:: Data lines

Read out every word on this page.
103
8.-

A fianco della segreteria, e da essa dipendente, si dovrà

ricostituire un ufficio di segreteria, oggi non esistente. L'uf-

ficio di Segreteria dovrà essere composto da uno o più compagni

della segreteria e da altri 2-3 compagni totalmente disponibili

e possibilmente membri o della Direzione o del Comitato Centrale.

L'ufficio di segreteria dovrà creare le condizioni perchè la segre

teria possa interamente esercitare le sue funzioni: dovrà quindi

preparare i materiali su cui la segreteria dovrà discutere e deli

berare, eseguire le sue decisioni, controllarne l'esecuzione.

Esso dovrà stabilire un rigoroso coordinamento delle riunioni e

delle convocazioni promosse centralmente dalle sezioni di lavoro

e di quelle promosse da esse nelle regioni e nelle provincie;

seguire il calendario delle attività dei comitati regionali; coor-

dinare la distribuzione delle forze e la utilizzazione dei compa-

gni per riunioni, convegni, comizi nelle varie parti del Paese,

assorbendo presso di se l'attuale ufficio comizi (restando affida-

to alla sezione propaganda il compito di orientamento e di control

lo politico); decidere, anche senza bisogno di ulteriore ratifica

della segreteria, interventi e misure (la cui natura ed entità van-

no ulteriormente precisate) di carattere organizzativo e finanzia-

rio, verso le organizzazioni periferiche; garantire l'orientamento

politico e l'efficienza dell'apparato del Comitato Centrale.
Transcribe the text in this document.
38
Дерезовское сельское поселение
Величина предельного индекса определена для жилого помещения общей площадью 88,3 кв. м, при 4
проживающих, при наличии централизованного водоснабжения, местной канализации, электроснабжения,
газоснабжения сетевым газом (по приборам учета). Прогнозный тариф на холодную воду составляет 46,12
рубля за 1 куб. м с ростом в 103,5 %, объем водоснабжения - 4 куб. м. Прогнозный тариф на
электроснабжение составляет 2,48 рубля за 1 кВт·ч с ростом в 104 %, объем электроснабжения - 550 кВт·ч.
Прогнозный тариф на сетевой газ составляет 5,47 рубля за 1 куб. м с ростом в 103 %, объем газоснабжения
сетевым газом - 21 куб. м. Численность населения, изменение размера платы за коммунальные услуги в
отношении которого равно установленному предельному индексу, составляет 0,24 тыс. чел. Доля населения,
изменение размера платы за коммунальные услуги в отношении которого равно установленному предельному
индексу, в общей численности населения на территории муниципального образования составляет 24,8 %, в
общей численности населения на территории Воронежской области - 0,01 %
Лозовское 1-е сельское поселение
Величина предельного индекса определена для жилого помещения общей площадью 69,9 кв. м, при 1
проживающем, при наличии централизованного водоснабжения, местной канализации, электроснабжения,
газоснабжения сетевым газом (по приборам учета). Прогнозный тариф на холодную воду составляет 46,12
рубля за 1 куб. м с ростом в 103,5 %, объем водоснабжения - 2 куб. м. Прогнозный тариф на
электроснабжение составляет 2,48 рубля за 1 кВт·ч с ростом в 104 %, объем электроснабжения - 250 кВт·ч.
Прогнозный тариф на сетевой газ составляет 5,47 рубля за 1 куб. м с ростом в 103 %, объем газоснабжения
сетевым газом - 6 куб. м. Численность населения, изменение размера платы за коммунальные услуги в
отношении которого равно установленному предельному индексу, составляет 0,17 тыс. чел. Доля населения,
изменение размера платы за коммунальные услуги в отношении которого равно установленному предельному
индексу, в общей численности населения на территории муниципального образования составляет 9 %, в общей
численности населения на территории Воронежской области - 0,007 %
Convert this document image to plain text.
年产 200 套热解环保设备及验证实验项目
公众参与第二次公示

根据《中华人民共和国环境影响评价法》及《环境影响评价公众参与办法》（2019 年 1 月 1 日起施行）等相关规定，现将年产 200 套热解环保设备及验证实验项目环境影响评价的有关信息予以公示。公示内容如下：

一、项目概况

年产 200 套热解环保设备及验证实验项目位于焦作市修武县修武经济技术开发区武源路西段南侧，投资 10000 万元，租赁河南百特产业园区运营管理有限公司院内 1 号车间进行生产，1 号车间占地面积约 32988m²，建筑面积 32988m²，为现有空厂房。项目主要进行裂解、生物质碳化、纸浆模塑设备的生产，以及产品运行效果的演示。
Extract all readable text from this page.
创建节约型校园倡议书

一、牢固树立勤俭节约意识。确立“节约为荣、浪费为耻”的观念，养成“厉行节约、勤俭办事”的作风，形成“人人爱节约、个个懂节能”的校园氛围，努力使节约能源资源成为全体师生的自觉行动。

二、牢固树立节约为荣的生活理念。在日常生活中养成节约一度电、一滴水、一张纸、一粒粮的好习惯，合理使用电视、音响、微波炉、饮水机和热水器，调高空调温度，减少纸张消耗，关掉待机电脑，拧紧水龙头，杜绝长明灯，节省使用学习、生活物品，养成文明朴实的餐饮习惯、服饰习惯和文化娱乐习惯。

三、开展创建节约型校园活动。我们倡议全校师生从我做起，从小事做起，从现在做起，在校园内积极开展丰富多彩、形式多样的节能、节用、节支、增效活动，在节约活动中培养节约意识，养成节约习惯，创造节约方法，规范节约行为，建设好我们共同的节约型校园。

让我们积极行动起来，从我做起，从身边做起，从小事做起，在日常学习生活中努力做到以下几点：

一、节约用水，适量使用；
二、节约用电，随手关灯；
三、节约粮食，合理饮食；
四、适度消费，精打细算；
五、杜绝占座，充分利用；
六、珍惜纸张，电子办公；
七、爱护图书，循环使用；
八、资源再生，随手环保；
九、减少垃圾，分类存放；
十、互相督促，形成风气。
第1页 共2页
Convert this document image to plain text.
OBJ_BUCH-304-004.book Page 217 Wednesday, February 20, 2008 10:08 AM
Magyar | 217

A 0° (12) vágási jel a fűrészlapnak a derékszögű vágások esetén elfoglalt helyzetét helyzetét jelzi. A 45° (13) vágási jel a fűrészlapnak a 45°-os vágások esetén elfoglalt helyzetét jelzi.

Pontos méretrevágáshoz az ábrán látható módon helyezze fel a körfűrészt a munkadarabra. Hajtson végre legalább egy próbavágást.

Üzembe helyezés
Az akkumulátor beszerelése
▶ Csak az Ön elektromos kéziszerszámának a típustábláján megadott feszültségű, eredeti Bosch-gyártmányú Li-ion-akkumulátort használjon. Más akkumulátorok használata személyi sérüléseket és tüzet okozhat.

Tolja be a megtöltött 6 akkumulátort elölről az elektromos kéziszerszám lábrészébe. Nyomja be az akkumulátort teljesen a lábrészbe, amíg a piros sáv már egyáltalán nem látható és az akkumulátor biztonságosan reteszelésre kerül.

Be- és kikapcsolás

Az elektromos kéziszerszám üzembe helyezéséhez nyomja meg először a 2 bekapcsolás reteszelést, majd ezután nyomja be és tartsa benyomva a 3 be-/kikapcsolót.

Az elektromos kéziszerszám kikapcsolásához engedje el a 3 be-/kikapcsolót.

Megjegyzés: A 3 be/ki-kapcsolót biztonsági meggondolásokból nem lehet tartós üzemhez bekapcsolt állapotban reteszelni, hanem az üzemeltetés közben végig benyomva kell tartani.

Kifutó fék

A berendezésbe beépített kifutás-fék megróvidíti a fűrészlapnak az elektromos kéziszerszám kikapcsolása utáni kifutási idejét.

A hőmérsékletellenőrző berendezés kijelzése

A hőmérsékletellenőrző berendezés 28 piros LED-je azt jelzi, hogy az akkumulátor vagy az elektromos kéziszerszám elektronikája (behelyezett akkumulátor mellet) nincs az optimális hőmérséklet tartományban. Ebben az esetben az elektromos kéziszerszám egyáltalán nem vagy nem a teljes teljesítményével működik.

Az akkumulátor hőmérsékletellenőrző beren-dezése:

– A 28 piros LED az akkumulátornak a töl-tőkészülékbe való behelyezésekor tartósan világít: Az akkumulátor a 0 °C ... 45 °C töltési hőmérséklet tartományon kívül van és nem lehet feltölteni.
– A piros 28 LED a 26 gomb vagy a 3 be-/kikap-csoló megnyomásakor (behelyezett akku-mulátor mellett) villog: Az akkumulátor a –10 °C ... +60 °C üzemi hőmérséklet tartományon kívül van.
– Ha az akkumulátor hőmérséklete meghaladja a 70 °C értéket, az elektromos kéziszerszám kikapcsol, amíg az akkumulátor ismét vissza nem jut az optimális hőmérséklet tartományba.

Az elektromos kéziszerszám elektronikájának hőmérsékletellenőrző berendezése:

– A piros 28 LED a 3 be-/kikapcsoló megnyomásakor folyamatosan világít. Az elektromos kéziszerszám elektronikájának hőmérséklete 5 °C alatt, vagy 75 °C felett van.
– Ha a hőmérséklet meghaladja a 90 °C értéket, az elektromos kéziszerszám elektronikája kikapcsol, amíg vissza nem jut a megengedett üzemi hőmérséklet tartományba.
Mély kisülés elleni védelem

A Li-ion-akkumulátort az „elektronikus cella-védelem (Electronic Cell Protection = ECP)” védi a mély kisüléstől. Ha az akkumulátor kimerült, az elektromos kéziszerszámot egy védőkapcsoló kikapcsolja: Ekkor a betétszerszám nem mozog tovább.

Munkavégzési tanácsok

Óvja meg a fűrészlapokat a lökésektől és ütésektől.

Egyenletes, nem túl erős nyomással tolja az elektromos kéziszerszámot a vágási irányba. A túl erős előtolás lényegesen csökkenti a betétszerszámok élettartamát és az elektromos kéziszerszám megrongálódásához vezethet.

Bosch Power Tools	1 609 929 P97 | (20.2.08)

::::

What is needed:
Copy each line above that contains the string "tartományon".

Result of the task:
– A 28 piros LED az akkumulátornak a töl-tőkészülékbe való behelyezésekor tartósan világít: Az akkumulátor a 0 °C ... 45 °C töltési hőmérséklet tartományon kívül van és nem lehet feltölteni.
– A piros 28 LED a 26 gomb vagy a 3 be-/kikap-csoló megnyomásakor (behelyezett akku-mulátor mellett) villog: Az akkumulátor a –10 °C ... +60 °C üzemi hőmérséklet tartományon kívül van.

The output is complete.